-- Instructions for the task --
Print out every line, exactly as written.

-- Material to process --
┌──

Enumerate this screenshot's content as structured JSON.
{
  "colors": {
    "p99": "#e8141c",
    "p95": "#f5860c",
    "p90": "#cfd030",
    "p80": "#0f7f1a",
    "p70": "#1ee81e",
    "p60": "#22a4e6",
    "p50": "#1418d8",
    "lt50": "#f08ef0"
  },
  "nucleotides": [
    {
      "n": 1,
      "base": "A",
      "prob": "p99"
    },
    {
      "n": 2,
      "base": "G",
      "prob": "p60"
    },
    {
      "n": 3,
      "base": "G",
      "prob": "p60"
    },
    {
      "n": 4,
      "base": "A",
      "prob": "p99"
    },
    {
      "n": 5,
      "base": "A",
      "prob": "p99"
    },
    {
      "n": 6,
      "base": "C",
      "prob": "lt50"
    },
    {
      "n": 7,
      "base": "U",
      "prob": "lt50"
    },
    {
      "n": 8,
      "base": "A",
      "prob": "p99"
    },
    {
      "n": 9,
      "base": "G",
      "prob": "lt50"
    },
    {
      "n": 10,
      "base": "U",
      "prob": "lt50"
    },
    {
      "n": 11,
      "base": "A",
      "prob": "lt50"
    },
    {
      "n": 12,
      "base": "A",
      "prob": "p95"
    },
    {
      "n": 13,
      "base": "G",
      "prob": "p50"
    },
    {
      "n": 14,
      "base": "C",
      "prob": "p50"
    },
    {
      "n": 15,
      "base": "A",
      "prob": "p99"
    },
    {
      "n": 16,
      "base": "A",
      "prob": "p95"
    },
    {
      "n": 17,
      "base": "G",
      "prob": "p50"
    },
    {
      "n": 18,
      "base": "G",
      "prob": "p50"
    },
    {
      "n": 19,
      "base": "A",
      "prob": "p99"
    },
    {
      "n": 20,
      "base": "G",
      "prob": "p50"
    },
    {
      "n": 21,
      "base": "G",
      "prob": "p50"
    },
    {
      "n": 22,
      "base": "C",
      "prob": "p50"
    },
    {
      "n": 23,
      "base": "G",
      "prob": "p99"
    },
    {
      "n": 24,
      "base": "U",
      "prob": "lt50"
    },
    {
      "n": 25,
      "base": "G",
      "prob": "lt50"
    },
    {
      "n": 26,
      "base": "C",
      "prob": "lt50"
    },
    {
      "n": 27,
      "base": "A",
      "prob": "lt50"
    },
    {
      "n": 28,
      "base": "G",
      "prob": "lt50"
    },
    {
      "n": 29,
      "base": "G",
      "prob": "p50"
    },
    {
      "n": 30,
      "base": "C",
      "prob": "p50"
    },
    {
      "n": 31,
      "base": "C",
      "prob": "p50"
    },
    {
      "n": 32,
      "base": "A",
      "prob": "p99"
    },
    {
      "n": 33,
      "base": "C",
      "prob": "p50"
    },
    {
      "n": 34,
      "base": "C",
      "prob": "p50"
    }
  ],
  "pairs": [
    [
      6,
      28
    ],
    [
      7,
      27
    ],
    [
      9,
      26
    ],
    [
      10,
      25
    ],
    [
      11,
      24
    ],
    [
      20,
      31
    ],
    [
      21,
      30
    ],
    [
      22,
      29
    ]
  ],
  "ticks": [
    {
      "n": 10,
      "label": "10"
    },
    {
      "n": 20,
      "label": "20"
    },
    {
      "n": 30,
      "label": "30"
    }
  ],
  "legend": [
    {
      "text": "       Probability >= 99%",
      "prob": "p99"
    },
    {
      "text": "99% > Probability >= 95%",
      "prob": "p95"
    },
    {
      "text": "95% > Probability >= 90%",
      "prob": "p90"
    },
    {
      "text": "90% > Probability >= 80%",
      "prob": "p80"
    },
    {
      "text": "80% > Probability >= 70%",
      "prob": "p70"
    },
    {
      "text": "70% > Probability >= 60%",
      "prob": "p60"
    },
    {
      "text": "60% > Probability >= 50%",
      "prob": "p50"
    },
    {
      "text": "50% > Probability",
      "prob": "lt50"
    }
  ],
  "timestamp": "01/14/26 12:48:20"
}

└──

-- Output --
Enumerate this screenshot's content as structured JSON.
{
  "colors": {
    "p99": "#e8141c",
    "p95": "#f5860c",
    "p90": "#cfd030",
    "p80": "#0f7f1a",
    "p70": "#1ee81e",
    "p60": "#22a4e6",
    "p50": "#1418d8",
    "lt50": "#f08ef0"
  },
  "nucleotides": [
    {
      "n": 1,
      "base": "A",
      "prob": "p99"
    },
    {
      "n": 2,
      "base": "G",
      "prob": "p60"
    },
    {
      "n": 3,
      "base": "G",
      "prob": "p60"
    },
    {
      "n": 4,
      "base": "A",
      "prob": "p99"
    },
    {
      "n": 5,
      "base": "A",
      "prob": "p99"
    },
    {
      "n": 6,
      "base": "C",
      "prob": "lt50"
    },
    {
      "n": 7,
      "base": "U",
      "prob": "lt50"
    },
    {
      "n": 8,
      "base": "A",
      "prob": "p99"
    },
    {
      "n": 9,
      "base": "G",
      "prob": "lt50"
    },
    {
      "n": 10,
      "base": "U",
      "prob": "lt50"
    },
    {
      "n": 11,
      "base": "A",
      "prob": "lt50"
    },
    {
      "n": 12,
      "base": "A",
      "prob": "p95"
    },
    {
      "n": 13,
      "base": "G",
      "prob": "p50"
    },
    {
      "n": 14,
      "base": "C",
      "prob": "p50"
    },
    {
      "n": 15,
      "base": "A",
      "prob": "p99"
    },
    {
      "n": 16,
      "base": "A",
      "prob": "p95"
    },
    {
      "n": 17,
      "base": "G",
      "prob": "p50"
    },
    {
      "n": 18,
      "base": "G",
      "prob": "p50"
    },
    {
      "n": 19,
      "base": "A",
      "prob": "p99"
    },
    {
      "n": 20,
      "base": "G",
      "prob": "p50"
    },
    {
      "n": 21,
      "base": "G",
      "prob": "p50"
    },
    {
      "n": 22,
      "base": "C",
      "prob": "p50"
    },
    {
      "n": 23,
      "base": "G",
      "prob": "p99"
    },
    {
      "n": 24,
      "base": "U",
      "prob": "lt50"
    },
    {
      "n": 25,
      "base": "G",
      "prob": "lt50"
    },
    {
      "n": 26,
      "base": "C",
      "prob": "lt50"
    },
    {
      "n": 27,
      "base": "A",
      "prob": "lt50"
    },
    {
      "n": 28,
      "base": "G",
      "prob": "lt50"
    },
    {
      "n": 29,
      "base": "G",
      "prob": "p50"
    },
    {
      "n": 30,
      "base": "C",
      "prob": "p50"
    },
    {
      "n": 31,
      "base": "C",
      "prob": "p50"
    },
    {
      "n": 32,
      "base": "A",
      "prob": "p99"
    },
    {
      "n": 33,
      "base": "C",
      "prob": "p50"
    },
    {
      "n": 34,
      "base": "C",
      "prob": "p50"
    }
  ],
  "pairs": [
    [
      6,
      28
    ],
    [
      7,
      27
    ],
    [
      9,
      26
    ],
    [
      10,
      25
    ],
    [
      11,
      24
    ],
    [
      20,
      31
    ],
    [
      21,
      30
    ],
    [
      22,
      29
    ]
  ],
  "ticks": [
    {
      "n": 10,
      "label": "10"
    },
    {
      "n": 20,
      "label": "20"
    },
    {
      "n": 30,
      "label": "30"
    }
  ],
  "legend": [
    {
      "text": "       Probability >= 99%",
      "prob": "p99"
    },
    {
      "text": "99% > Probability >= 95%",
      "prob": "p95"
    },
    {
      "text": "95% > Probability >= 90%",
      "prob": "p90"
    },
    {
      "text": "90% > Probability >= 80%",
      "prob": "p80"
    },
    {
      "text": "80% > Probability >= 70%",
      "prob": "p70"
    },
    {
      "text": "70% > Probability >= 60%",
      "prob": "p60"
    },
    {
      "text": "60% > Probability >= 50%",
      "prob": "p50"
    },
    {
      "text": "50% > Probability",
      "prob": "lt50"
    }
  ],
  "timestamp": "01/14/26 12:48:20"
}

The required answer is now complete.